**What to produce**
Pick out the lines below with "JSON" and list them.

**Dataset**
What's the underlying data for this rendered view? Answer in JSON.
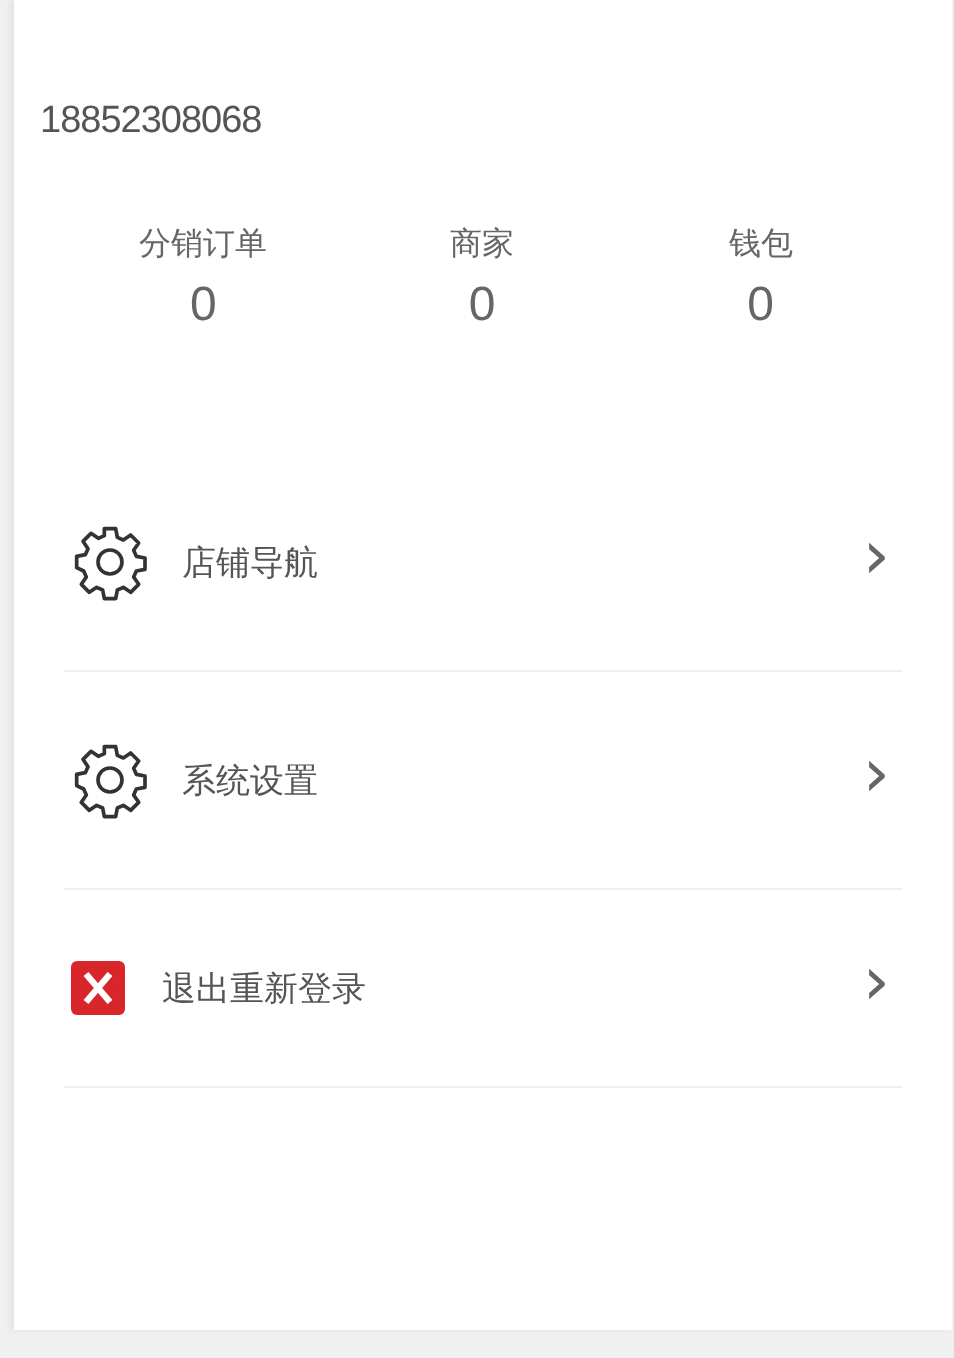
{
  "account": {
    "phone": "18852308068"
  },
  "stats": [
    {
      "label": "分销订单",
      "value": "0"
    },
    {
      "label": "商家",
      "value": "0"
    },
    {
      "label": "钱包",
      "value": "0"
    }
  ],
  "menu": [
    {
      "kind": "gear",
      "label": "店铺导航",
      "chevron": "›"
    },
    {
      "kind": "gear",
      "label": "系统设置",
      "chevron": "›"
    },
    {
      "kind": "close",
      "label": "退出重新登录",
      "chevron": "›"
    }
  ]
}
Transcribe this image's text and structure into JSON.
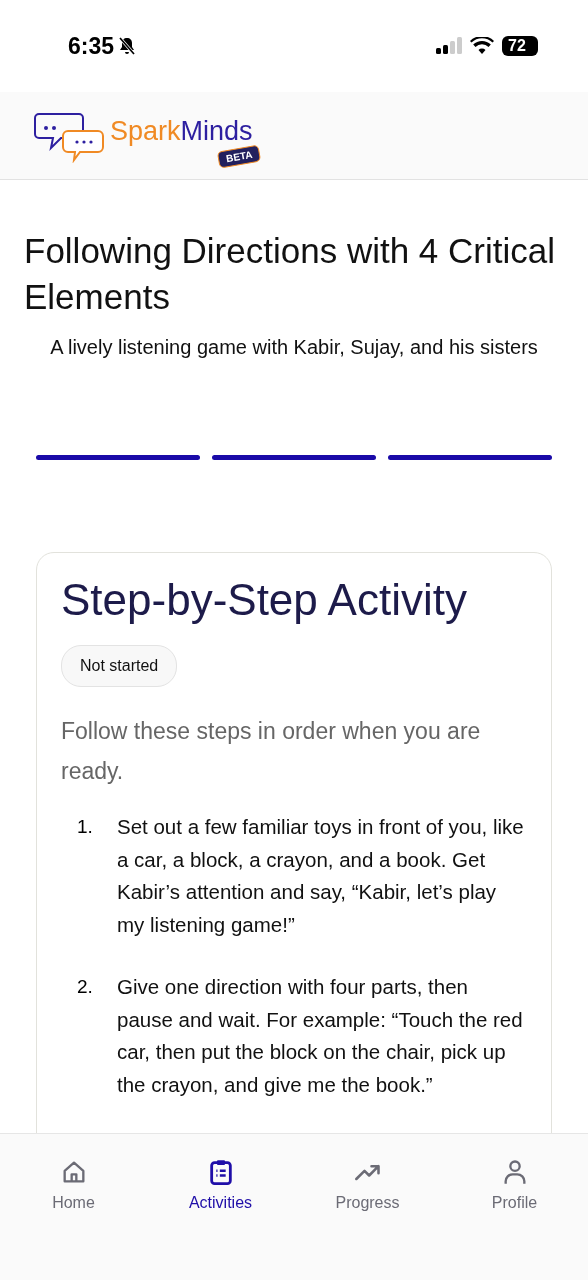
{
  "status_bar": {
    "time": "6:35",
    "battery": "72"
  },
  "header": {
    "brand_first": "Spark",
    "brand_second": "Minds",
    "badge": "BETA"
  },
  "activity": {
    "title": "Following Directions with 4 Critical Elements",
    "subtitle": "A lively listening game with Kabir, Sujay, and his sisters"
  },
  "progress_segments": [
    {
      "level": 1
    },
    {
      "level": 1
    },
    {
      "level": 1
    }
  ],
  "card": {
    "title": "Step-by-Step Activity",
    "status": "Not started",
    "intro": "Follow these steps in order when you are ready.",
    "steps": [
      {
        "number": "1.",
        "text": "Set out a few familiar toys in front of you, like a car, a block, a crayon, and a book. Get Kabir’s attention and say, “Kabir, let’s play my listening game!”"
      },
      {
        "number": "2.",
        "text": "Give one direction with four parts, then pause and wait. For example: “Touch the red car, then put the block on the chair, pick up the crayon, and give me the book.”"
      }
    ]
  },
  "nav": [
    {
      "label": "Home",
      "selected": false
    },
    {
      "label": "Activities",
      "selected": true
    },
    {
      "label": "Progress",
      "selected": false
    },
    {
      "label": "Profile",
      "selected": false
    }
  ]
}
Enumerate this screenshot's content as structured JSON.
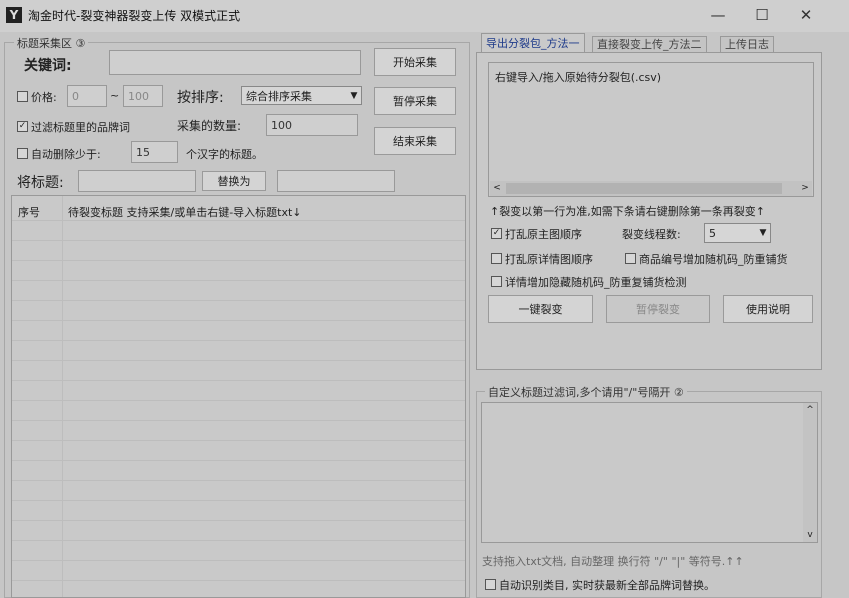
{
  "window": {
    "title": "淘金时代-裂变神器裂变上传 双模式正式",
    "minimize_glyph": "—",
    "maximize_glyph": "☐",
    "close_glyph": "✕"
  },
  "left": {
    "group_label": "标题采集区 ③",
    "keyword_label": "关键词:",
    "keyword_value": "",
    "price_label": "价格:",
    "price_min": "0",
    "price_tilde": "~",
    "price_max": "100",
    "sort_label": "按排序:",
    "sort_value": "综合排序采集",
    "filter_brand_label": "过滤标题里的品牌词",
    "quantity_label": "采集的数量:",
    "quantity_value": "100",
    "auto_delete_label": "自动删除少于:",
    "auto_delete_value": "15",
    "auto_delete_suffix": "个汉字的标题。",
    "replace_label": "将标题:",
    "replace_from": "",
    "replace_button": "替换为",
    "replace_to": "",
    "buttons": {
      "start": "开始采集",
      "pause": "暂停采集",
      "stop": "结束采集"
    },
    "table_headers": [
      "序号",
      "待裂变标题 支持采集/或单击右键-导入标题txt↓"
    ]
  },
  "right": {
    "tabs": [
      "导出分裂包_方法一",
      "直接裂变上传_方法二",
      "上传日志"
    ],
    "list_item": "右键导入/拖入原始待分裂包(.csv)",
    "hint": "↑裂变以第一行为准,如需下条请右键删除第一条再裂变↑",
    "shuffle_main": "打乱原主图顺序",
    "thread_label": "裂变线程数:",
    "thread_value": "5",
    "shuffle_detail": "打乱原详情图顺序",
    "add_code": "商品编号增加随机码_防重铺货",
    "detail_code": "详情增加隐藏随机码_防重复铺货检测",
    "buttons": {
      "split": "一键裂变",
      "pause": "暂停裂变",
      "help": "使用说明"
    },
    "filter_group_label": "自定义标题过滤词,多个请用\"/\"号隔开 ②",
    "filter_hint": "支持拖入txt文档, 自动整理 换行符 \"/\" \"|\" 等符号.↑↑",
    "auto_identify": "自动识别类目, 实时获最新全部品牌词替换。"
  },
  "checkmark": "✓"
}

**Solution to this task**
What's the underlying data for this rendered view? Answer in JSON.
Transcribe this image's text and structure into JSON.
Enumerate this screenshot's content as structured JSON.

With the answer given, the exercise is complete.